> **WRITTEN EXERCISE**:
Please return the full listing below without altering anything.

> **RECORDS SUPPLIED**:
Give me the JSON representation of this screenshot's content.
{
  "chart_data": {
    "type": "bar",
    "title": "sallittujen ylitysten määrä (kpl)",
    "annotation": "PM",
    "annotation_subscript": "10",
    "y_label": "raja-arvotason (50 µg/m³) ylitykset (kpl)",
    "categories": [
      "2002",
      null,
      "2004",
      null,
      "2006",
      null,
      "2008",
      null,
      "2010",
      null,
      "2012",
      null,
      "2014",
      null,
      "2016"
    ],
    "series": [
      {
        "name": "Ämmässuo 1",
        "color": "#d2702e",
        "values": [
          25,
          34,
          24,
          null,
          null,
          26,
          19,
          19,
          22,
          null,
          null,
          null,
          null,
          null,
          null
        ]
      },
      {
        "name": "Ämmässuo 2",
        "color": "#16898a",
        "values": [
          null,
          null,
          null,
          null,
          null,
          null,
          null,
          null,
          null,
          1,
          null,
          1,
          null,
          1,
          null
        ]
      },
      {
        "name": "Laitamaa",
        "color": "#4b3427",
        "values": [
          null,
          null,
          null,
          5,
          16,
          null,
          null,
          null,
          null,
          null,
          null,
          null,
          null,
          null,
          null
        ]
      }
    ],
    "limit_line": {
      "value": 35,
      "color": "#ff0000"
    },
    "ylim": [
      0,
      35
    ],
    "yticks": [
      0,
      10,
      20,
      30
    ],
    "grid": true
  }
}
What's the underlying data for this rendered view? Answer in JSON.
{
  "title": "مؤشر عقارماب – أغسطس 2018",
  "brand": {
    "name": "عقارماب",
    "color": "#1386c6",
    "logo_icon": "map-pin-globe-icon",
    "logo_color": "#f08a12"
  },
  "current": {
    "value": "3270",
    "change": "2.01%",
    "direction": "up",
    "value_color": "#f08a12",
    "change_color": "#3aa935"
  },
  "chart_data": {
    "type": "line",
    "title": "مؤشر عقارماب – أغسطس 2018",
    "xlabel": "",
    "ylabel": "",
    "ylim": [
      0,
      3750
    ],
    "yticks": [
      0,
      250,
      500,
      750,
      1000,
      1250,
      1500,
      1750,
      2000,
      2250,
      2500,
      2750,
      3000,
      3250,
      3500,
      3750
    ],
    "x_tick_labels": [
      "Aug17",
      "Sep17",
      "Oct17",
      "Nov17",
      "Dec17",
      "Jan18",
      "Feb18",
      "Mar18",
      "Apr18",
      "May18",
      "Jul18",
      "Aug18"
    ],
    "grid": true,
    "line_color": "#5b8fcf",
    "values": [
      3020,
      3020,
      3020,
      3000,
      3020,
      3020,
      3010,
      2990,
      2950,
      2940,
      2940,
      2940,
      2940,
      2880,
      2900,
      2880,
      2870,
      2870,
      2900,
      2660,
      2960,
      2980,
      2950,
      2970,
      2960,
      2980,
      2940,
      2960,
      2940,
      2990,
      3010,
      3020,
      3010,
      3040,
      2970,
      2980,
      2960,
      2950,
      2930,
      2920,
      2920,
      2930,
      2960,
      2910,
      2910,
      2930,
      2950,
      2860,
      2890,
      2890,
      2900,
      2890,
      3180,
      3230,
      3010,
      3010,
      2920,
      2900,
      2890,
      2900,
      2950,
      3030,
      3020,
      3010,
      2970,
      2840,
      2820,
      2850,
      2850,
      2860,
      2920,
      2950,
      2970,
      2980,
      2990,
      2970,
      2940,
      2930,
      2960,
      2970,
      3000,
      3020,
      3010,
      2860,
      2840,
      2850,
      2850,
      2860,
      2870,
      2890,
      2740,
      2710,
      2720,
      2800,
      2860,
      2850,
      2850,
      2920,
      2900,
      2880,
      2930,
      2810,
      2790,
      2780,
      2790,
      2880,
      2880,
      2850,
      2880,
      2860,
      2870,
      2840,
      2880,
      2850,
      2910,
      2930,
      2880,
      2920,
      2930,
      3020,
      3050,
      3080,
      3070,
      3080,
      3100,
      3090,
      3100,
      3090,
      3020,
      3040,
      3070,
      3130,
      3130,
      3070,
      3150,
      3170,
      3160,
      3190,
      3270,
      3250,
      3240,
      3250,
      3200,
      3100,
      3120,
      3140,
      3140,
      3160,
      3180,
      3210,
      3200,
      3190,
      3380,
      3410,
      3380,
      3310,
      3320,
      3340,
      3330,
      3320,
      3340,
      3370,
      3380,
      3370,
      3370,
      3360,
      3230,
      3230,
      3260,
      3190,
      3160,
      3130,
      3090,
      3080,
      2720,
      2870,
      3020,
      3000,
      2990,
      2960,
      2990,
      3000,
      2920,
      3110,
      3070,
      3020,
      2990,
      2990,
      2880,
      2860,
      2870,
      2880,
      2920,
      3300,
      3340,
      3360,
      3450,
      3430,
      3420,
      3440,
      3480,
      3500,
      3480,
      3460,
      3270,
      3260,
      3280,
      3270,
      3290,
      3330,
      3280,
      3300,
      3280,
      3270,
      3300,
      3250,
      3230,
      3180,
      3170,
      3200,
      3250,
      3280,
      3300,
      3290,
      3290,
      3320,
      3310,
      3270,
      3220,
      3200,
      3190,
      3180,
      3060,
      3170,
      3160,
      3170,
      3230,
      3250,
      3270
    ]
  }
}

> **SOLVED EXERCISE**:
Give me the JSON representation of this screenshot's content.
{
  "chart_data": {
    "type": "bar",
    "title": "sallittujen ylitysten määrä (kpl)",
    "annotation": "PM",
    "annotation_subscript": "10",
    "y_label": "raja-arvotason (50 µg/m³) ylitykset (kpl)",
    "categories": [
      "2002",
      null,
      "2004",
      null,
      "2006",
      null,
      "2008",
      null,
      "2010",
      null,
      "2012",
      null,
      "2014",
      null,
      "2016"
    ],
    "series": [
      {
        "name": "Ämmässuo 1",
        "color": "#d2702e",
        "values": [
          25,
          34,
          24,
          null,
          null,
          26,
          19,
          19,
          22,
          null,
          null,
          null,
          null,
          null,
          null
        ]
      },
      {
        "name": "Ämmässuo 2",
        "color": "#16898a",
        "values": [
          null,
          null,
          null,
          null,
          null,
          null,
          null,
          null,
          null,
          1,
          null,
          1,
          null,
          1,
          null
        ]
      },
      {
        "name": "Laitamaa",
        "color": "#4b3427",
        "values": [
          null,
          null,
          null,
          5,
          16,
          null,
          null,
          null,
          null,
          null,
          null,
          null,
          null,
          null,
          null
        ]
      }
    ],
    "limit_line": {
      "value": 35,
      "color": "#ff0000"
    },
    "ylim": [
      0,
      35
    ],
    "yticks": [
      0,
      10,
      20,
      30
    ],
    "grid": true
  }
}
What's the underlying data for this rendered view? Answer in JSON.
{
  "title": "مؤشر عقارماب – أغسطس 2018",
  "brand": {
    "name": "عقارماب",
    "color": "#1386c6",
    "logo_icon": "map-pin-globe-icon",
    "logo_color": "#f08a12"
  },
  "current": {
    "value": "3270",
    "change": "2.01%",
    "direction": "up",
    "value_color": "#f08a12",
    "change_color": "#3aa935"
  },
  "chart_data": {
    "type": "line",
    "title": "مؤشر عقارماب – أغسطس 2018",
    "xlabel": "",
    "ylabel": "",
    "ylim": [
      0,
      3750
    ],
    "yticks": [
      0,
      250,
      500,
      750,
      1000,
      1250,
      1500,
      1750,
      2000,
      2250,
      2500,
      2750,
      3000,
      3250,
      3500,
      3750
    ],
    "x_tick_labels": [
      "Aug17",
      "Sep17",
      "Oct17",
      "Nov17",
      "Dec17",
      "Jan18",
      "Feb18",
      "Mar18",
      "Apr18",
      "May18",
      "Jul18",
      "Aug18"
    ],
    "grid": true,
    "line_color": "#5b8fcf",
    "values": [
      3020,
      3020,
      3020,
      3000,
      3020,
      3020,
      3010,
      2990,
      2950,
      2940,
      2940,
      2940,
      2940,
      2880,
      2900,
      2880,
      2870,
      2870,
      2900,
      2660,
      2960,
      2980,
      2950,
      2970,
      2960,
      2980,
      2940,
      2960,
      2940,
      2990,
      3010,
      3020,
      3010,
      3040,
      2970,
      2980,
      2960,
      2950,
      2930,
      2920,
      2920,
      2930,
      2960,
      2910,
      2910,
      2930,
      2950,
      2860,
      2890,
      2890,
      2900,
      2890,
      3180,
      3230,
      3010,
      3010,
      2920,
      2900,
      2890,
      2900,
      2950,
      3030,
      3020,
      3010,
      2970,
      2840,
      2820,
      2850,
      2850,
      2860,
      2920,
      2950,
      2970,
      2980,
      2990,
      2970,
      2940,
      2930,
      2960,
      2970,
      3000,
      3020,
      3010,
      2860,
      2840,
      2850,
      2850,
      2860,
      2870,
      2890,
      2740,
      2710,
      2720,
      2800,
      2860,
      2850,
      2850,
      2920,
      2900,
      2880,
      2930,
      2810,
      2790,
      2780,
      2790,
      2880,
      2880,
      2850,
      2880,
      2860,
      2870,
      2840,
      2880,
      2850,
      2910,
      2930,
      2880,
      2920,
      2930,
      3020,
      3050,
      3080,
      3070,
      3080,
      3100,
      3090,
      3100,
      3090,
      3020,
      3040,
      3070,
      3130,
      3130,
      3070,
      3150,
      3170,
      3160,
      3190,
      3270,
      3250,
      3240,
      3250,
      3200,
      3100,
      3120,
      3140,
      3140,
      3160,
      3180,
      3210,
      3200,
      3190,
      3380,
      3410,
      3380,
      3310,
      3320,
      3340,
      3330,
      3320,
      3340,
      3370,
      3380,
      3370,
      3370,
      3360,
      3230,
      3230,
      3260,
      3190,
      3160,
      3130,
      3090,
      3080,
      2720,
      2870,
      3020,
      3000,
      2990,
      2960,
      2990,
      3000,
      2920,
      3110,
      3070,
      3020,
      2990,
      2990,
      2880,
      2860,
      2870,
      2880,
      2920,
      3300,
      3340,
      3360,
      3450,
      3430,
      3420,
      3440,
      3480,
      3500,
      3480,
      3460,
      3270,
      3260,
      3280,
      3270,
      3290,
      3330,
      3280,
      3300,
      3280,
      3270,
      3300,
      3250,
      3230,
      3180,
      3170,
      3200,
      3250,
      3280,
      3300,
      3290,
      3290,
      3320,
      3310,
      3270,
      3220,
      3200,
      3190,
      3180,
      3060,
      3170,
      3160,
      3170,
      3230,
      3250,
      3270
    ]
  }
}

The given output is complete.